---------- Data for processing
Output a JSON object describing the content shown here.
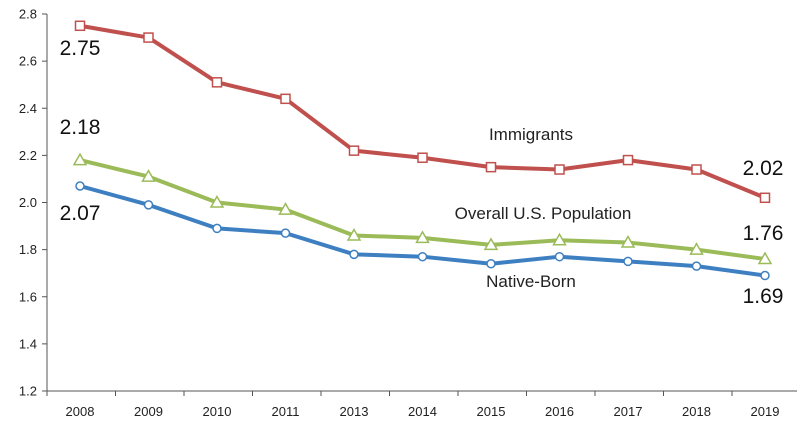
{
  "chart_data": {
    "type": "line",
    "x": [
      "2008",
      "2009",
      "2010",
      "2011",
      "2013",
      "2014",
      "2015",
      "2016",
      "2017",
      "2018",
      "2019"
    ],
    "ylim": [
      1.2,
      2.8
    ],
    "yticks": [
      "1.2",
      "1.4",
      "1.6",
      "1.8",
      "2.0",
      "2.2",
      "2.4",
      "2.6",
      "2.8"
    ],
    "grid": false,
    "legend": "none",
    "series": [
      {
        "name": "Immigrants",
        "color": "#c0504d",
        "marker": "square",
        "values": [
          2.75,
          2.7,
          2.51,
          2.44,
          2.22,
          2.19,
          2.15,
          2.14,
          2.18,
          2.14,
          2.02
        ],
        "labels": {
          "first": "2.75",
          "last": "2.02"
        }
      },
      {
        "name": "Overall U.S. Population",
        "color": "#9bbb59",
        "marker": "triangle",
        "values": [
          2.18,
          2.11,
          2.0,
          1.97,
          1.86,
          1.85,
          1.82,
          1.84,
          1.83,
          1.8,
          1.76
        ],
        "labels": {
          "first": "2.18",
          "last": "1.76"
        }
      },
      {
        "name": "Native-Born",
        "color": "#3d7fc1",
        "marker": "circle",
        "values": [
          2.07,
          1.99,
          1.89,
          1.87,
          1.78,
          1.77,
          1.74,
          1.77,
          1.75,
          1.73,
          1.69
        ],
        "labels": {
          "first": "2.07",
          "last": "1.69"
        }
      }
    ]
  }
}
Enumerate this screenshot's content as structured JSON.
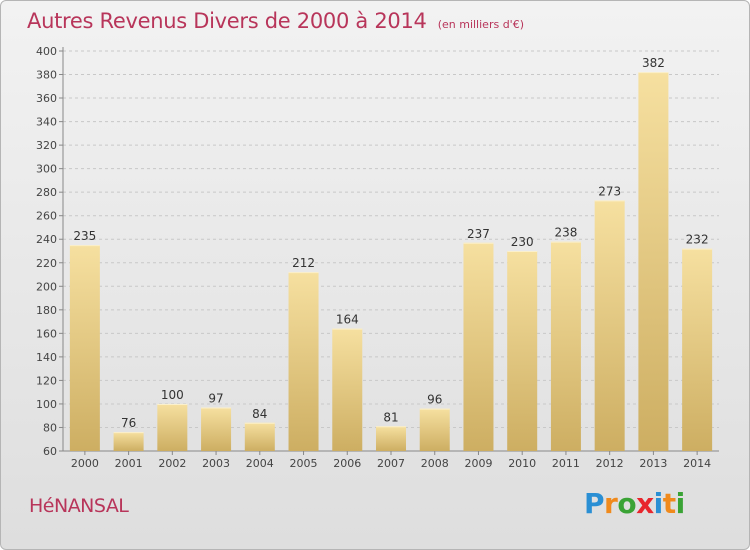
{
  "header": {
    "title": "Autres Revenus Divers de 2000 à 2014",
    "subtitle": "(en milliers d'€)"
  },
  "footer": {
    "location": "HéNANSAL",
    "logo_text": "Proxiti",
    "logo_letters": [
      {
        "ch": "P",
        "color": "#2a8fd4"
      },
      {
        "ch": "r",
        "color": "#f08a1c"
      },
      {
        "ch": "o",
        "color": "#3aa335"
      },
      {
        "ch": "x",
        "color": "#e8262d"
      },
      {
        "ch": "i",
        "color": "#2a8fd4"
      },
      {
        "ch": "t",
        "color": "#f08a1c"
      },
      {
        "ch": "i",
        "color": "#3aa335"
      }
    ]
  },
  "colors": {
    "title": "#b8355a",
    "bar_light": "#f6e0a0",
    "bar_dark": "#cdae62",
    "grid": "#c8c8c8"
  },
  "chart_data": {
    "type": "bar",
    "title": "Autres Revenus Divers de 2000 à 2014",
    "subtitle": "(en milliers d'€)",
    "xlabel": "",
    "ylabel": "",
    "categories": [
      "2000",
      "2001",
      "2002",
      "2003",
      "2004",
      "2005",
      "2006",
      "2007",
      "2008",
      "2009",
      "2010",
      "2011",
      "2012",
      "2013",
      "2014"
    ],
    "values": [
      235,
      76,
      100,
      97,
      84,
      212,
      164,
      81,
      96,
      237,
      230,
      238,
      273,
      382,
      232
    ],
    "ylim": [
      60,
      400
    ],
    "yticks": [
      60,
      80,
      100,
      120,
      140,
      160,
      180,
      200,
      220,
      240,
      260,
      280,
      300,
      320,
      340,
      360,
      380,
      400
    ],
    "grid": true,
    "data_labels": true
  }
}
--------------------
**Do this**
Each line above is to be copied verbatim. Drop any image from the copy.

**Exercise result**
Output a JSON object describing the content shown here.
{
  "chart_data": {
    "type": "line",
    "x": [
      "2008",
      "2009",
      "2010",
      "2011",
      "2013",
      "2014",
      "2015",
      "2016",
      "2017",
      "2018",
      "2019"
    ],
    "ylim": [
      1.2,
      2.8
    ],
    "yticks": [
      "1.2",
      "1.4",
      "1.6",
      "1.8",
      "2.0",
      "2.2",
      "2.4",
      "2.6",
      "2.8"
    ],
    "grid": false,
    "legend": "none",
    "series": [
      {
        "name": "Immigrants",
        "color": "#c0504d",
        "marker": "square",
        "values": [
          2.75,
          2.7,
          2.51,
          2.44,
          2.22,
          2.19,
          2.15,
          2.14,
          2.18,
          2.14,
          2.02
        ],
        "labels": {
          "first": "2.75",
          "last": "2.02"
        }
      },
      {
        "name": "Overall U.S. Population",
        "color": "#9bbb59",
        "marker": "triangle",
        "values": [
          2.18,
          2.11,
          2.0,
          1.97,
          1.86,
          1.85,
          1.82,
          1.84,
          1.83,
          1.8,
          1.76
        ],
        "labels": {
          "first": "2.18",
          "last": "1.76"
        }
      },
      {
        "name": "Native-Born",
        "color": "#3d7fc1",
        "marker": "circle",
        "values": [
          2.07,
          1.99,
          1.89,
          1.87,
          1.78,
          1.77,
          1.74,
          1.77,
          1.75,
          1.73,
          1.69
        ],
        "labels": {
          "first": "2.07",
          "last": "1.69"
        }
      }
    ]
  }
}
Enumerate this screenshot's content as structured JSON.
{
  "header": {
    "title": "Autres Revenus Divers de 2000 à 2014",
    "subtitle": "(en milliers d'€)"
  },
  "footer": {
    "location": "HéNANSAL",
    "logo_text": "Proxiti",
    "logo_letters": [
      {
        "ch": "P",
        "color": "#2a8fd4"
      },
      {
        "ch": "r",
        "color": "#f08a1c"
      },
      {
        "ch": "o",
        "color": "#3aa335"
      },
      {
        "ch": "x",
        "color": "#e8262d"
      },
      {
        "ch": "i",
        "color": "#2a8fd4"
      },
      {
        "ch": "t",
        "color": "#f08a1c"
      },
      {
        "ch": "i",
        "color": "#3aa335"
      }
    ]
  },
  "colors": {
    "title": "#b8355a",
    "bar_light": "#f6e0a0",
    "bar_dark": "#cdae62",
    "grid": "#c8c8c8"
  },
  "chart_data": {
    "type": "bar",
    "title": "Autres Revenus Divers de 2000 à 2014",
    "subtitle": "(en milliers d'€)",
    "xlabel": "",
    "ylabel": "",
    "categories": [
      "2000",
      "2001",
      "2002",
      "2003",
      "2004",
      "2005",
      "2006",
      "2007",
      "2008",
      "2009",
      "2010",
      "2011",
      "2012",
      "2013",
      "2014"
    ],
    "values": [
      235,
      76,
      100,
      97,
      84,
      212,
      164,
      81,
      96,
      237,
      230,
      238,
      273,
      382,
      232
    ],
    "ylim": [
      60,
      400
    ],
    "yticks": [
      60,
      80,
      100,
      120,
      140,
      160,
      180,
      200,
      220,
      240,
      260,
      280,
      300,
      320,
      340,
      360,
      380,
      400
    ],
    "grid": true,
    "data_labels": true
  }
}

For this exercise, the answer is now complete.